Your task is to print all of the material verbatim.

**Collection entries**

*****

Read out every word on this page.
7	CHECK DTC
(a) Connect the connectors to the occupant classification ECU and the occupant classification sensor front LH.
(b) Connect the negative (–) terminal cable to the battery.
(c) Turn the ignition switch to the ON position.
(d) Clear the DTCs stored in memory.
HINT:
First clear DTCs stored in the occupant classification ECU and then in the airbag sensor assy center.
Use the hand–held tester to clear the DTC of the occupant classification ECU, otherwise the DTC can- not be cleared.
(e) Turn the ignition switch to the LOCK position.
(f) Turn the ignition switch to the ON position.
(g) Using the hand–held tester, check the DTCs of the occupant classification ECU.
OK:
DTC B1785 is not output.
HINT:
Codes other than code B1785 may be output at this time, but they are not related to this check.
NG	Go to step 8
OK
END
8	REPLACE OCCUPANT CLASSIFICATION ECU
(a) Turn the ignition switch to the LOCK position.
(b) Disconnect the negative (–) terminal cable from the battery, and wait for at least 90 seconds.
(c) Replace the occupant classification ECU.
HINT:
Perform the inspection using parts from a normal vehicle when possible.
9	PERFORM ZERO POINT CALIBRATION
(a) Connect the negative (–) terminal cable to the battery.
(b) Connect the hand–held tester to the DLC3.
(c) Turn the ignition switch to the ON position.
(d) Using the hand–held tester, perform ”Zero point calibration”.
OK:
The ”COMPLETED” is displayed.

*****

**Complete response**
Read out every word on this page.
7	CHECK DTC
(a) Connect the connectors to the occupant classification ECU and the occupant classification sensor front LH.
(b) Connect the negative (–) terminal cable to the battery.
(c) Turn the ignition switch to the ON position.
(d) Clear the DTCs stored in memory.
HINT:
First clear DTCs stored in the occupant classification ECU and then in the airbag sensor assy center.
Use the hand–held tester to clear the DTC of the occupant classification ECU, otherwise the DTC can- not be cleared.
(e) Turn the ignition switch to the LOCK position.
(f) Turn the ignition switch to the ON position.
(g) Using the hand–held tester, check the DTCs of the occupant classification ECU.
OK:
DTC B1785 is not output.
HINT:
Codes other than code B1785 may be output at this time, but they are not related to this check.
NG	Go to step 8
OK
END
8	REPLACE OCCUPANT CLASSIFICATION ECU
(a) Turn the ignition switch to the LOCK position.
(b) Disconnect the negative (–) terminal cable from the battery, and wait for at least 90 seconds.
(c) Replace the occupant classification ECU.
HINT:
Perform the inspection using parts from a normal vehicle when possible.
9	PERFORM ZERO POINT CALIBRATION
(a) Connect the negative (–) terminal cable to the battery.
(b) Connect the hand–held tester to the DLC3.
(c) Turn the ignition switch to the ON position.
(d) Using the hand–held tester, perform ”Zero point calibration”.
OK:
The ”COMPLETED” is displayed.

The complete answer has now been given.